» Selected excerpt

+++

Tom Mornini <tmornini@parallaxinc.com> ..."You can install GNUs find
                        available from prep.ai.mit.edu. It installs
                        easily and works perfectly." Yes, thanks, so I've
                        heard. :-)
seanw@amgen.com (Sean Ward) suggesting... use gnu and/or copy over the SunOS
                        updatedb code to my solaris box.
Ray Brownrigg <Ray.Brownrigg@isor.vuw.ac.nz> who also suggests copying the
                        SunOS version over.
hadm@syst.oregonian.com (Thad Macmillan) who points out that I'm getting
                        redundant answers because /usr is a child of / so
                        things in /usr show up twice. Find is based on
                        subdirectories not partitions. Good to keep in mind.
"Christopher A. Stewart" <allan@mazama.com> who brings up anothe point...

+++

» The request
Write the next few lines of the summary of replies about running find and updatedb on Solaris, picking up right after its final line.

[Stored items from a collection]

+++

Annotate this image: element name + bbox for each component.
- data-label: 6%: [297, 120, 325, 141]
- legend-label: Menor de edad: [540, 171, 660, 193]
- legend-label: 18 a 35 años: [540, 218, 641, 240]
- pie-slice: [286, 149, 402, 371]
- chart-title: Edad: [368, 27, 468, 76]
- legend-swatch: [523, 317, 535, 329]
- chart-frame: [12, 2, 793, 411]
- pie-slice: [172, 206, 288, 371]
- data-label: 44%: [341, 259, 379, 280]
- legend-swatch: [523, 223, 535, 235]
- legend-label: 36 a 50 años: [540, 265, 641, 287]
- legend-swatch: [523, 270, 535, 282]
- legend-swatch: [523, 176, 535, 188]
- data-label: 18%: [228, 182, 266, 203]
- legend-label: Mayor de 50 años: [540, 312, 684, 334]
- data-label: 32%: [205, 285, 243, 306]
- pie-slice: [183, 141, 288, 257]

+++

» Reply
                        "Fastfind is considered a security hole on a lot of
                        sites. And many don't use it. The reason it's a hole,
                        is the data base is built as root so it sees every
                        file, and will report the names of files to any
                        user that another user is trying to protect."
Ric Anderson <ric@seagull.rtd.com> who points out that fast find is not to be
                        found in Solaris because Sun is politically trying to
                        be posix compliant which requires 'find' to behave
                        differently.